Review the material line by line. Identify and copy every line that contains the string "правда".

**MATERIAL SHOWN**
● ● ● ● ● ● ●
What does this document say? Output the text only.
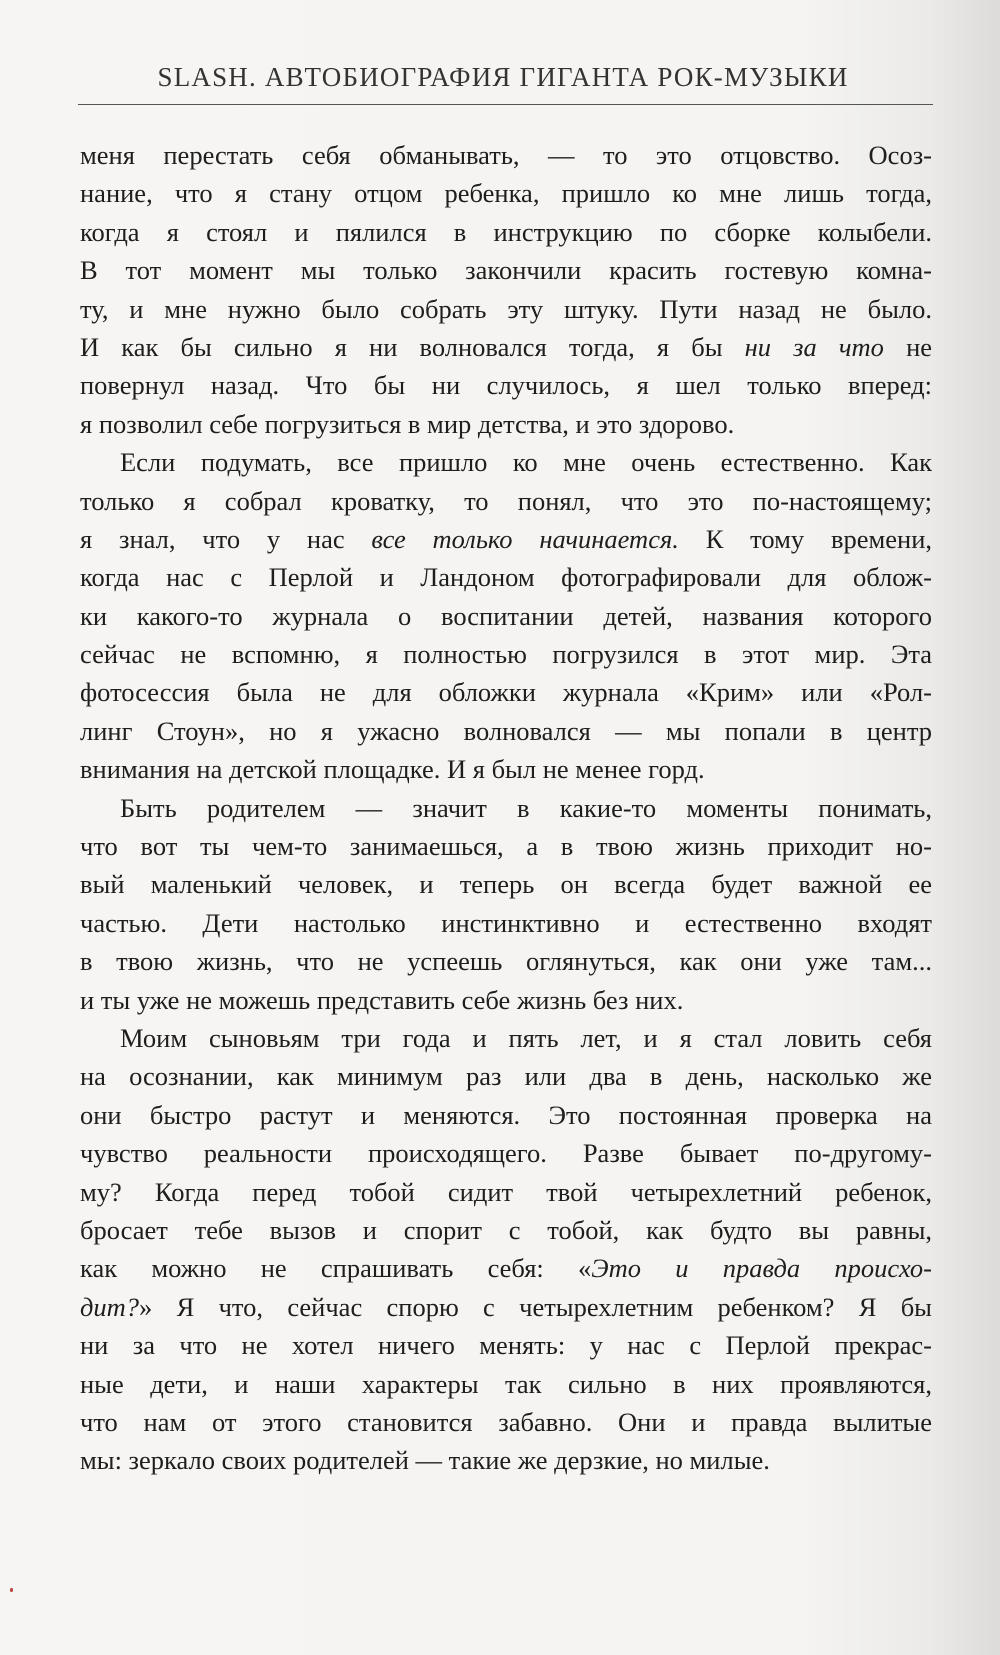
SLASH. АВТОБИОГРАФИЯ ГИГАНТА РОК-МУЗЫКИ
меня перестать себя обманывать, — то это отцовство. Осоз-
нание, что я стану отцом ребенка, пришло ко мне лишь тогда,
когда я стоял и пялился в инструкцию по сборке колыбели.
В тот момент мы только закончили красить гостевую комна-
ту, и мне нужно было собрать эту штуку. Пути назад не было.
И как бы сильно я ни волновался тогда, я бы ни за что не
повернул назад. Что бы ни случилось, я шел только вперед:
я позволил себе погрузиться в мир детства, и это здорово.
Если подумать, все пришло ко мне очень естественно. Как
только я собрал кроватку, то понял, что это по-настоящему;
я знал, что у нас все только начинается. К тому времени,
когда нас с Перлой и Ландоном фотографировали для облож-
ки какого-то журнала о воспитании детей, названия которого
сейчас не вспомню, я полностью погрузился в этот мир. Эта
фотосессия была не для обложки журнала «Крим» или «Рол-
линг Стоун», но я ужасно волновался — мы попали в центр
внимания на детской площадке. И я был не менее горд.
Быть родителем — значит в какие-то моменты понимать,
что вот ты чем-то занимаешься, а в твою жизнь приходит но-
вый маленький человек, и теперь он всегда будет важной ее
частью. Дети настолько инстинктивно и естественно входят
в твою жизнь, что не успеешь оглянуться, как они уже там...
и ты уже не можешь представить себе жизнь без них.
Моим сыновьям три года и пять лет, и я стал ловить себя
на осознании, как минимум раз или два в день, насколько же
они быстро растут и меняются. Это постоянная проверка на
чувство реальности происходящего. Разве бывает по-другому-
му? Когда перед тобой сидит твой четырехлетний ребенок,
бросает тебе вызов и спорит с тобой, как будто вы равны,
как можно не спрашивать себя: «Это и правда происхо-
дит?» Я что, сейчас спорю с четырехлетним ребенком? Я бы
ни за что не хотел ничего менять: у нас с Перлой прекрас-
ные дети, и наши характеры так сильно в них проявляются,
что нам от этого становится забавно. Они и правда вылитые
мы: зеркало своих родителей — такие же дерзкие, но милые.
● ● ● ● ● ● ●
**RESPONSE TO THE TASK**
как можно не спрашивать себя: «Это и правда происхо-
что нам от этого становится забавно. Они и правда вылитые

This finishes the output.